Gather all lines containing the string "effet" and copy them out.

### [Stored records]
+++++

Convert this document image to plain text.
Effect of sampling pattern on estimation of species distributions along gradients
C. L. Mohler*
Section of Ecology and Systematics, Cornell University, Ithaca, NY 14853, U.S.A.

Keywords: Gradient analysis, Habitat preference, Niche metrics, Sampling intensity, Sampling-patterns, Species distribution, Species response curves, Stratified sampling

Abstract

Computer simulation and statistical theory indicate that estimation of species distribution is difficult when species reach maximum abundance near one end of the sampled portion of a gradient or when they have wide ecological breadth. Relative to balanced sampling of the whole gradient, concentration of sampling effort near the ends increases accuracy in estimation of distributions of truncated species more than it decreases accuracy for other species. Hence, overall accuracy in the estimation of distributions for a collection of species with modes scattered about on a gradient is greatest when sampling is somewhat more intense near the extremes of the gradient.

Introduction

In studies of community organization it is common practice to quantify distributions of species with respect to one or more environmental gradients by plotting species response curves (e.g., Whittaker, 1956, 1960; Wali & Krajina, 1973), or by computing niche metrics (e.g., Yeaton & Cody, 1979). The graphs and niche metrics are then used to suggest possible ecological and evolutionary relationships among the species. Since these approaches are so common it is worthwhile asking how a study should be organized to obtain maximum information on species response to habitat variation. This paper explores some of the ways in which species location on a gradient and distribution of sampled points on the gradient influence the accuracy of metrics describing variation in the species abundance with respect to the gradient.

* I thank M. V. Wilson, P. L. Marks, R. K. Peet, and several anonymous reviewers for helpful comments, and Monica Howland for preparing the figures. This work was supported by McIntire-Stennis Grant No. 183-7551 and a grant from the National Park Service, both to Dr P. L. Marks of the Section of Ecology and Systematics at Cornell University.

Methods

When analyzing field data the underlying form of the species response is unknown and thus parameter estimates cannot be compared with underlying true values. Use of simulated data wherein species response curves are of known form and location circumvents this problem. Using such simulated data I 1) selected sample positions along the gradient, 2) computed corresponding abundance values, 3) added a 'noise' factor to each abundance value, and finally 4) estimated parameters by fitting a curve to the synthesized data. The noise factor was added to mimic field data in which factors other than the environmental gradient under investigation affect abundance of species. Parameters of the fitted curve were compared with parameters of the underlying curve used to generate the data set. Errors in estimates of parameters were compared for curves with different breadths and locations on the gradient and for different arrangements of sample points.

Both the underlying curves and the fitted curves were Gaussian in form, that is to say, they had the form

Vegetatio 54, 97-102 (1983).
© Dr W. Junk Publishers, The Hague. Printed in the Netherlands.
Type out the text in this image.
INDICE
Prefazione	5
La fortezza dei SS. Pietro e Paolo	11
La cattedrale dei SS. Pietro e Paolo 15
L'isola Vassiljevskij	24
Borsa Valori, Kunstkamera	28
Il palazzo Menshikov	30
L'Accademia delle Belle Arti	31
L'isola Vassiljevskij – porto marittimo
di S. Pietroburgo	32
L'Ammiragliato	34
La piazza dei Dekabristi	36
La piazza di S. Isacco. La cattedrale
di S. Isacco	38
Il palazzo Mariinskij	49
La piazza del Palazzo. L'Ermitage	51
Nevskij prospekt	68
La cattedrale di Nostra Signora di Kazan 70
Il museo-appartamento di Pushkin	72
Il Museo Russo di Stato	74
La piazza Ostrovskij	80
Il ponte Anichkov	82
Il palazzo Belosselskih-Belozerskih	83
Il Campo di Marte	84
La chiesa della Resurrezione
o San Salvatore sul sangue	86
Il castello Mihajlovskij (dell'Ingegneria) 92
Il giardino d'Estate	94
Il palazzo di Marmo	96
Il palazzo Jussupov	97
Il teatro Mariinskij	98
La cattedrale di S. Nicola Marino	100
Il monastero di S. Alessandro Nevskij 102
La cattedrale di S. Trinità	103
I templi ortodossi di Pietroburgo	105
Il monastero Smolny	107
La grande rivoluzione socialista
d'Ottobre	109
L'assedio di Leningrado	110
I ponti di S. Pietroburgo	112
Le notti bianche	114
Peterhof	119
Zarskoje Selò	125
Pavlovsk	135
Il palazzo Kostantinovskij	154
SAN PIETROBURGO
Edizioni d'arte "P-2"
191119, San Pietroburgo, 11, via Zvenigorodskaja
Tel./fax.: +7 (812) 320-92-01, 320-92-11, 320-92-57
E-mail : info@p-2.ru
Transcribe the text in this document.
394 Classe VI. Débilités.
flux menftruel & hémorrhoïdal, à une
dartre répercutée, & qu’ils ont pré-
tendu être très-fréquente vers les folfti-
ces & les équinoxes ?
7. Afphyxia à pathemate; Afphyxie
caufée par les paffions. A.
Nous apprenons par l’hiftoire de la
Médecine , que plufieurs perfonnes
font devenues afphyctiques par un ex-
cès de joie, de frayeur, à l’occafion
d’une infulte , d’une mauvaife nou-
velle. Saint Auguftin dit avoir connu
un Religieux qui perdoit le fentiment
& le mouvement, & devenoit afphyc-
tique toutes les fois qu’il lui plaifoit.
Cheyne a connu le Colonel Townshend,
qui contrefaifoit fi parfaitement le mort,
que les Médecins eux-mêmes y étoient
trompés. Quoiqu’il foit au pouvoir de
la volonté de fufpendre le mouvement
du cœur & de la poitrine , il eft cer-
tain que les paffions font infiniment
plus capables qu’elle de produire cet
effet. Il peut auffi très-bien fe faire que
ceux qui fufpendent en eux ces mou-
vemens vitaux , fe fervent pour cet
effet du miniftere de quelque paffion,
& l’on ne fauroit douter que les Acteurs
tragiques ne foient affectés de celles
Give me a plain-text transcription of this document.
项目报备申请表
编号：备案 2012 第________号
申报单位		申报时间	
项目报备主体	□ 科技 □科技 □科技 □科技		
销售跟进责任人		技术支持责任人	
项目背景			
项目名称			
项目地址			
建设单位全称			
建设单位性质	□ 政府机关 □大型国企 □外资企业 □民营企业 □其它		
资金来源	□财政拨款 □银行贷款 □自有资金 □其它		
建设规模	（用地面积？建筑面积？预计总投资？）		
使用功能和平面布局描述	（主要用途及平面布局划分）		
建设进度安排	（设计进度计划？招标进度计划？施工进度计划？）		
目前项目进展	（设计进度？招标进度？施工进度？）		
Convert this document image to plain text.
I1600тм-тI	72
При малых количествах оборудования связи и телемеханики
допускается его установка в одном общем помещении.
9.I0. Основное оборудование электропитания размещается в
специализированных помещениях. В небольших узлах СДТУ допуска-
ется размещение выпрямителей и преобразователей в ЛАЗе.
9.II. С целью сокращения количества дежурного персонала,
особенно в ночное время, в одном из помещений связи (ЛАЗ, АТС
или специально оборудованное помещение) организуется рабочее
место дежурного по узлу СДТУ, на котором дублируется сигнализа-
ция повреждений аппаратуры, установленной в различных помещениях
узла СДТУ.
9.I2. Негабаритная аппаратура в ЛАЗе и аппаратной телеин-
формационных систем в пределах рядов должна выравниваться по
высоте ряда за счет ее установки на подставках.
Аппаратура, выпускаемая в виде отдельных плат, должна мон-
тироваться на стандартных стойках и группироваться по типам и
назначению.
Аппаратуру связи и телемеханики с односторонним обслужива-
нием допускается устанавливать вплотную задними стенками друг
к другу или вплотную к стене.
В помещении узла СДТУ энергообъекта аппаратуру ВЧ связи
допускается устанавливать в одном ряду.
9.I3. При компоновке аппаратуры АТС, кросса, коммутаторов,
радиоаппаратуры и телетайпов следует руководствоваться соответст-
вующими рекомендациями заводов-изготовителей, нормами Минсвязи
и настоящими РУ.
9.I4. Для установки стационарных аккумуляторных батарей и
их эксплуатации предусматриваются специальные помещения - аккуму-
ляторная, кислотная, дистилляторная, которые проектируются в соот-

+++++

### [Task solution]
effet. Il peut auffi très-bien fe faire que
effet du miniftere de quelque paffion,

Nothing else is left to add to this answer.